* TASK GOAL: For each line below that includes the word "Derivative", make a copy.

* Records that describe figures:
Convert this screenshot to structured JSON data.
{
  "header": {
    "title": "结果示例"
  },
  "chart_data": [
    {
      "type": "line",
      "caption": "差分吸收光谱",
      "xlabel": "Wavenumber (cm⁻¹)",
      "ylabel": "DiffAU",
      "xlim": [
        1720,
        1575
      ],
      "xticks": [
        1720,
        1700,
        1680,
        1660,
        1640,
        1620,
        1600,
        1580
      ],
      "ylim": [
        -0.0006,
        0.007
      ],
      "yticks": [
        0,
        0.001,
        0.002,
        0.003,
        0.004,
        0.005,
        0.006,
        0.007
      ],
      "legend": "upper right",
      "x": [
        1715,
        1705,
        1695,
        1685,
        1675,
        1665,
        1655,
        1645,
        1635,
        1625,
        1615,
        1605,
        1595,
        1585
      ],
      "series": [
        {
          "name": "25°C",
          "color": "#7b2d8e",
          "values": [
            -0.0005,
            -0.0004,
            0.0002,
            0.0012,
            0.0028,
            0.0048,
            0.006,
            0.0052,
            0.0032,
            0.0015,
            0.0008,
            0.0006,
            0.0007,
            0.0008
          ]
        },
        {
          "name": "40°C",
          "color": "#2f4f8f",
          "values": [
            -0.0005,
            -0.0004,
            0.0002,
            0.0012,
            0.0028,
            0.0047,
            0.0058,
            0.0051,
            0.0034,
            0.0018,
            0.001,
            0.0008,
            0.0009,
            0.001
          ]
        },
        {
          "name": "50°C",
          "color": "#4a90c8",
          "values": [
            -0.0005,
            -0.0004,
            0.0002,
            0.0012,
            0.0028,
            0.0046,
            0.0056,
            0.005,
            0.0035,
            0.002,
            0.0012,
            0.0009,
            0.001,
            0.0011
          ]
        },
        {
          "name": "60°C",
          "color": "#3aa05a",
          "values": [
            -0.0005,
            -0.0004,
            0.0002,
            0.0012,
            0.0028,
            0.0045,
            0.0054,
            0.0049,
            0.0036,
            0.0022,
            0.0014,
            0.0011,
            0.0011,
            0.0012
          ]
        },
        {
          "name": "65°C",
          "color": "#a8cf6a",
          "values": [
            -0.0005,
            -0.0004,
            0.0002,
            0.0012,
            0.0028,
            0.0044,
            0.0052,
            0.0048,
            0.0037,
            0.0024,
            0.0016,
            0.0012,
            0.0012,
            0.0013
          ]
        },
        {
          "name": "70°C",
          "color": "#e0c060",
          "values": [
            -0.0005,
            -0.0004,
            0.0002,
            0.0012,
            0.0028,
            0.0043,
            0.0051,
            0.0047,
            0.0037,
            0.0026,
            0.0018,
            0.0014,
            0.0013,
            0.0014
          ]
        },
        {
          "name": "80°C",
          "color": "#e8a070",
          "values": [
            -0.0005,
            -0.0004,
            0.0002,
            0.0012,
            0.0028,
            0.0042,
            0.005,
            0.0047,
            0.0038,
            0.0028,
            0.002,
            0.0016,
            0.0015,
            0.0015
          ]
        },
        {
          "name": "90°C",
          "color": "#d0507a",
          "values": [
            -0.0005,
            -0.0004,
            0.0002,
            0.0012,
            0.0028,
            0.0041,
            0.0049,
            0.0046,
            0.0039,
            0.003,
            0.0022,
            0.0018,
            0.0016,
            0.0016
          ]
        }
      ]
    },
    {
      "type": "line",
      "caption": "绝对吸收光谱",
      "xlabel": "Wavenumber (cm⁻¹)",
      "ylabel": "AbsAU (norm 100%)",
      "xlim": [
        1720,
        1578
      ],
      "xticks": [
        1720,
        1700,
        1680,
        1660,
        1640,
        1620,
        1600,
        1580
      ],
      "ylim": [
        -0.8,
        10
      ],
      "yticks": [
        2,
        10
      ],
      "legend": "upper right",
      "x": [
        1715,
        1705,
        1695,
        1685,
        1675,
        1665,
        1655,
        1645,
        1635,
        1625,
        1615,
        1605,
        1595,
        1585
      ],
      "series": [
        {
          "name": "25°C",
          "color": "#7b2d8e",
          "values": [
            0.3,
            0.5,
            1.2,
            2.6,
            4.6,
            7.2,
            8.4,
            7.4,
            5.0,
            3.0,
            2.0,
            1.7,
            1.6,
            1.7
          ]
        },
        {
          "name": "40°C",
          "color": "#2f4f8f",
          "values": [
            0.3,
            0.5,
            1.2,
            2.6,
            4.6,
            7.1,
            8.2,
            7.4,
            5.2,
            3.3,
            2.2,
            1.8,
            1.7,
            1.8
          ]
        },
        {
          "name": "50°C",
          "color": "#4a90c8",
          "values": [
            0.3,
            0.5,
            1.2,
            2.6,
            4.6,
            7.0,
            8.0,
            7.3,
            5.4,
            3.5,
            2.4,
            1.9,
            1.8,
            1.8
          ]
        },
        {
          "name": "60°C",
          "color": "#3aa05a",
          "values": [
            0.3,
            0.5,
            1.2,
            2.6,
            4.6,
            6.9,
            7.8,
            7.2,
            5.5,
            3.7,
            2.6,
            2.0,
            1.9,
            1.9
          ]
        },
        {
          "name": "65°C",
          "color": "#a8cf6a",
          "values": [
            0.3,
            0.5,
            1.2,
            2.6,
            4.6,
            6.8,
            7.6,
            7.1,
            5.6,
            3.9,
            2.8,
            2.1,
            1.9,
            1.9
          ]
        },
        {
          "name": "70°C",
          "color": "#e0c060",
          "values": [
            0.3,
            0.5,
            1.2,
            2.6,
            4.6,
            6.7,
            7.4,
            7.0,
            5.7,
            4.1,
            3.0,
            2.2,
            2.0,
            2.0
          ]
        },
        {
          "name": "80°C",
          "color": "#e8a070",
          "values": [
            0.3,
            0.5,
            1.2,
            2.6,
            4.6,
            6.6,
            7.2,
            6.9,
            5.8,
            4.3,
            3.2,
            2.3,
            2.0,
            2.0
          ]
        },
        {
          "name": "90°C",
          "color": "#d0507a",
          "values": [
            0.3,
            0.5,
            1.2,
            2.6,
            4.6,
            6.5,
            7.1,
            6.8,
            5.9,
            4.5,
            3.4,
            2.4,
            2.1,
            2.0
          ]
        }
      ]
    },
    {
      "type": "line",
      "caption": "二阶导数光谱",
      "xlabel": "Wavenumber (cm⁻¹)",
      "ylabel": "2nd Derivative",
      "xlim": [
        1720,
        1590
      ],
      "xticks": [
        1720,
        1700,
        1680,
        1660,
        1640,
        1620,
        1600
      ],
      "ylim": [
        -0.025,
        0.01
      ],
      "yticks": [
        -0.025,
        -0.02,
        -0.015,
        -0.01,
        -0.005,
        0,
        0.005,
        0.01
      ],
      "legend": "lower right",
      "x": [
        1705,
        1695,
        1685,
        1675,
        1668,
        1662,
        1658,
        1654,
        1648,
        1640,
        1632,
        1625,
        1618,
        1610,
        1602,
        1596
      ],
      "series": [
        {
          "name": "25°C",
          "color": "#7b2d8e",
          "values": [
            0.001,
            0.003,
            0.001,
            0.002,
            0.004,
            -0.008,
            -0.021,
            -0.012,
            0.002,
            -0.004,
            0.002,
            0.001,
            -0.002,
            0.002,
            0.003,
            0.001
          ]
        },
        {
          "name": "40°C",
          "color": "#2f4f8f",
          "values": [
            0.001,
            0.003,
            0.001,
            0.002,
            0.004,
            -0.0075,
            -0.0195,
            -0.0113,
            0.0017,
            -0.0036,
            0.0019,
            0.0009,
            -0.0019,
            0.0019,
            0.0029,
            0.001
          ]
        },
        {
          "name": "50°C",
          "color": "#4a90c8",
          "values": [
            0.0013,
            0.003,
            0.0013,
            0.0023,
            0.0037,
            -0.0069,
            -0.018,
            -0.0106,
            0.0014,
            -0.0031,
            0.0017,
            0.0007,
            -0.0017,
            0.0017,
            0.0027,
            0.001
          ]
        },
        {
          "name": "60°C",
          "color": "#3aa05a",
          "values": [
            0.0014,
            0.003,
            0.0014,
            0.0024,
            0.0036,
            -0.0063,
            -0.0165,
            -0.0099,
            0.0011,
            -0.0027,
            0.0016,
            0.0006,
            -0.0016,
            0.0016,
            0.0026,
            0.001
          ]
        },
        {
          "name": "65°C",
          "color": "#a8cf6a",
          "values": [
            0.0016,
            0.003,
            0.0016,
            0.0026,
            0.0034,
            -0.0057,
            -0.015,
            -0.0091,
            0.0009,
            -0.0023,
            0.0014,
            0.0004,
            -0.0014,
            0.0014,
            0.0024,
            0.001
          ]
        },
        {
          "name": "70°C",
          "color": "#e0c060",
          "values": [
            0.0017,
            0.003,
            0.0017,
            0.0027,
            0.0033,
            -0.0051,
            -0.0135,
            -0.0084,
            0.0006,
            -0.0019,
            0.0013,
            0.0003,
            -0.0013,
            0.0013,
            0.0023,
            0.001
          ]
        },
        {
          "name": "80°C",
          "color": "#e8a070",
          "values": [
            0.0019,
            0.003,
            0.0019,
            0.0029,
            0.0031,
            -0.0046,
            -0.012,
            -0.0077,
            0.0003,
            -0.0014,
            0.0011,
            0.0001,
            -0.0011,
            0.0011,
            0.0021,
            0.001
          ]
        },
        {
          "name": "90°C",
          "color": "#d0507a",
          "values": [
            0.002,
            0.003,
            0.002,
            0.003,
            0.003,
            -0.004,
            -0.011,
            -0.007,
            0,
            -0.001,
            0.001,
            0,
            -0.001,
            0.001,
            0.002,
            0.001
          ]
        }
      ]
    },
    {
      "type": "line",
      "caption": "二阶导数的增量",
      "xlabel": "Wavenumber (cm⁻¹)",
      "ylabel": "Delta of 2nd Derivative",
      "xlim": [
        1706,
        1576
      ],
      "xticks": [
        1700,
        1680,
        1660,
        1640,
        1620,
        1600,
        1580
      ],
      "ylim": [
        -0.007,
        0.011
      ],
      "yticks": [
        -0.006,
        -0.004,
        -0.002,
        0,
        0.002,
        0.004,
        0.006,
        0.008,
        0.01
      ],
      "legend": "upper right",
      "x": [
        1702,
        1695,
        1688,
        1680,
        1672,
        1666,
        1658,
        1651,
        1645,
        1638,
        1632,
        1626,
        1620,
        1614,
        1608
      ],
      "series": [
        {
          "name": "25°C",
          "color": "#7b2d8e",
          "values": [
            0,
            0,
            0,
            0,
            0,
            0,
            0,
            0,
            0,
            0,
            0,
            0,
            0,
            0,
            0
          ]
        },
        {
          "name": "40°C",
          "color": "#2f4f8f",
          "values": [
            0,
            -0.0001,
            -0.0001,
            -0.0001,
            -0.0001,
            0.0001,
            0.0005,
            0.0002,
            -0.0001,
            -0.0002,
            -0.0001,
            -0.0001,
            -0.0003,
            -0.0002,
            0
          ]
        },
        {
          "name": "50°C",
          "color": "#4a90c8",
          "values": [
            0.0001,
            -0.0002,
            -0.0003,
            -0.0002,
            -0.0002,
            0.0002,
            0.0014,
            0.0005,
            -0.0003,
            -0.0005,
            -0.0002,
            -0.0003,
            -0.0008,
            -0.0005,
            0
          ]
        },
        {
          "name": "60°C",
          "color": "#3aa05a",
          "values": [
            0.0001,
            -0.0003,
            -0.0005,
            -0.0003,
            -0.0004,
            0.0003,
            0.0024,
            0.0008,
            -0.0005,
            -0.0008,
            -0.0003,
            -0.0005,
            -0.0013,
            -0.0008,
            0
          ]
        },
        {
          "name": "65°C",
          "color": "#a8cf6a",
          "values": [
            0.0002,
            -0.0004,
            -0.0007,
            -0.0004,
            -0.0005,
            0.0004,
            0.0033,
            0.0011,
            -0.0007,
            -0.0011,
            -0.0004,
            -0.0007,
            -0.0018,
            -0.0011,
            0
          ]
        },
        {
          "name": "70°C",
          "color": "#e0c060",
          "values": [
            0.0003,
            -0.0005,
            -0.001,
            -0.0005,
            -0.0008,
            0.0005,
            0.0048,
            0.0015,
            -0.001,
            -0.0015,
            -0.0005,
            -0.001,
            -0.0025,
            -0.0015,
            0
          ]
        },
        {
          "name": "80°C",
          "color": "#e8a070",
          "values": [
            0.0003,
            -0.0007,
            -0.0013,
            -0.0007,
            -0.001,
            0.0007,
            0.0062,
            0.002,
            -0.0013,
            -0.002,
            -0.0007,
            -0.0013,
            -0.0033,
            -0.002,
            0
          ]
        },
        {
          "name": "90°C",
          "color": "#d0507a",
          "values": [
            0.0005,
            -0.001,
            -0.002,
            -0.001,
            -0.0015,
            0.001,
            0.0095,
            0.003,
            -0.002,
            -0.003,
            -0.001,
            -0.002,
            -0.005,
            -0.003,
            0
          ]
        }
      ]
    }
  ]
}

* WORKED SOLUTION:
      "ylabel": "2nd Derivative",
      "ylabel": "Delta of 2nd Derivative",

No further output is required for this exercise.